Records to process:
************

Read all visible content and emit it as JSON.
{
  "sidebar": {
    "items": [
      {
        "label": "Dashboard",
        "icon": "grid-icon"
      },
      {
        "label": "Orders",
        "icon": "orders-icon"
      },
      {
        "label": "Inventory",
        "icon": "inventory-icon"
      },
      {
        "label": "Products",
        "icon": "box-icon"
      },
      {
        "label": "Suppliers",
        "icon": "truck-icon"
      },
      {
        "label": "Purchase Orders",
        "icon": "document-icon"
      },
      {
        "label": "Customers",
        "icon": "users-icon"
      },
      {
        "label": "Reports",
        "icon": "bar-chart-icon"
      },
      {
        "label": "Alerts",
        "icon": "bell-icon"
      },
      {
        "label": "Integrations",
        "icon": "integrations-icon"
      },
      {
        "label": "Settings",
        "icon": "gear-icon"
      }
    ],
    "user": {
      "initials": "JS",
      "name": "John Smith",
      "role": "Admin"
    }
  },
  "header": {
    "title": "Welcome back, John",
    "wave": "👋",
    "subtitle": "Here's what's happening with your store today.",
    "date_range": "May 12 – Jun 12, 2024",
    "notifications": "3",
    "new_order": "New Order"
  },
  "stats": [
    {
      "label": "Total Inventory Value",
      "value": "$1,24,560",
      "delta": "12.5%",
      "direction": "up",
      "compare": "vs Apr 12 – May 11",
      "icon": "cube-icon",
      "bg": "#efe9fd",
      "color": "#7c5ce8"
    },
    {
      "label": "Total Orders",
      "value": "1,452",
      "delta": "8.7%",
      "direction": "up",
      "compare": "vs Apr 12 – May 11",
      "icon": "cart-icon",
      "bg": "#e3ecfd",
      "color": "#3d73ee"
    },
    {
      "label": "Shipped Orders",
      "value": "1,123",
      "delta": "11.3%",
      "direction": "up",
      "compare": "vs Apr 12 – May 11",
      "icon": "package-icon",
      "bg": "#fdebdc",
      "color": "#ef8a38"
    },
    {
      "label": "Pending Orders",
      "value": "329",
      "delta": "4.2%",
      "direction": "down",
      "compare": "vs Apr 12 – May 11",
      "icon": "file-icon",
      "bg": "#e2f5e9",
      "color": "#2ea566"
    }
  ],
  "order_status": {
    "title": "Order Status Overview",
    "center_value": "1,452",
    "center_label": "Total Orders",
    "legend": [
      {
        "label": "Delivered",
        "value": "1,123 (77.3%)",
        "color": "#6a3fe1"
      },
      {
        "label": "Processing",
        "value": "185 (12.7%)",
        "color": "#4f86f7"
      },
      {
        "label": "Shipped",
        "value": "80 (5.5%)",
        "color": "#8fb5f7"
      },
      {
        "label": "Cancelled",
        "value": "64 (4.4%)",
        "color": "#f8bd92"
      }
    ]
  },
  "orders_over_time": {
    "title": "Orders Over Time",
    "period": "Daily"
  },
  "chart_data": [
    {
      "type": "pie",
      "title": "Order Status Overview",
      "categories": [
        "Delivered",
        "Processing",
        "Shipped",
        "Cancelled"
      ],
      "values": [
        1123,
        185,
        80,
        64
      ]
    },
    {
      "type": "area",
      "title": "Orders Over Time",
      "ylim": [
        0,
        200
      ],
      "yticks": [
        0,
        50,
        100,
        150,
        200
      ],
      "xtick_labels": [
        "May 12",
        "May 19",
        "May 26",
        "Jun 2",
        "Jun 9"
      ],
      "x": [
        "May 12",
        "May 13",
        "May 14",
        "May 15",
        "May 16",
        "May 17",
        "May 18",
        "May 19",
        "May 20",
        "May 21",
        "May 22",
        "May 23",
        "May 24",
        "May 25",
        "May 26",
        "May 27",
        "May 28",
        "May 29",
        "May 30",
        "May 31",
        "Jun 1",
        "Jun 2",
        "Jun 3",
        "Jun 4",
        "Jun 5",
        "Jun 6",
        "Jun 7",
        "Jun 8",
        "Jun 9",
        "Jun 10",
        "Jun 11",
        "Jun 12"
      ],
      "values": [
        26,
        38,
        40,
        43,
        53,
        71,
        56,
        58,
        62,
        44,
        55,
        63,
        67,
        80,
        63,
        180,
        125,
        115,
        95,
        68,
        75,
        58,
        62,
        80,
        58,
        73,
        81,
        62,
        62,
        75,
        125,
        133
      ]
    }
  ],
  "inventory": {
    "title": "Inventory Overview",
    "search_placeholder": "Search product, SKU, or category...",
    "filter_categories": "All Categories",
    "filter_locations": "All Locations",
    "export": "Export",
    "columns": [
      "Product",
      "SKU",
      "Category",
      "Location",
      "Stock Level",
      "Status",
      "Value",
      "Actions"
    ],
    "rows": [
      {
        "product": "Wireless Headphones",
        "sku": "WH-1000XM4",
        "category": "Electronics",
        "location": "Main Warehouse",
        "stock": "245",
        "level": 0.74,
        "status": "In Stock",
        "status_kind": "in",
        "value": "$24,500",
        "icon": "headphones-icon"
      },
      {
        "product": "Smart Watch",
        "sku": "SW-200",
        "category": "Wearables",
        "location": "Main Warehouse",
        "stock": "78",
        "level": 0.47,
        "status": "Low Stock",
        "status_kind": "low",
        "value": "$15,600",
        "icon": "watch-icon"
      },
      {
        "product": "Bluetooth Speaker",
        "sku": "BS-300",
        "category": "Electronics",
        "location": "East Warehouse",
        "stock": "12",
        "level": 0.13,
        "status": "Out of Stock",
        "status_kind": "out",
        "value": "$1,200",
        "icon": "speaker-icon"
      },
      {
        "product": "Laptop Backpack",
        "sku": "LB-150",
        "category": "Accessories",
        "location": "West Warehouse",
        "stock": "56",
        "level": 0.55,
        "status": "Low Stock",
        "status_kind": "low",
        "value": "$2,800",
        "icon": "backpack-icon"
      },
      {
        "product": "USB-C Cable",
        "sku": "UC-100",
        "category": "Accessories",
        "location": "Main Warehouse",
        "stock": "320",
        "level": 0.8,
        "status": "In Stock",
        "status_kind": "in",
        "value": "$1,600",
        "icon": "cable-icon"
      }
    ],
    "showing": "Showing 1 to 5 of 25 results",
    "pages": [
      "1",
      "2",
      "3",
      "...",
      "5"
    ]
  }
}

************

Identify the lines in the records above that contain the word "John", then state how many there are and nothing more.

The answer:
2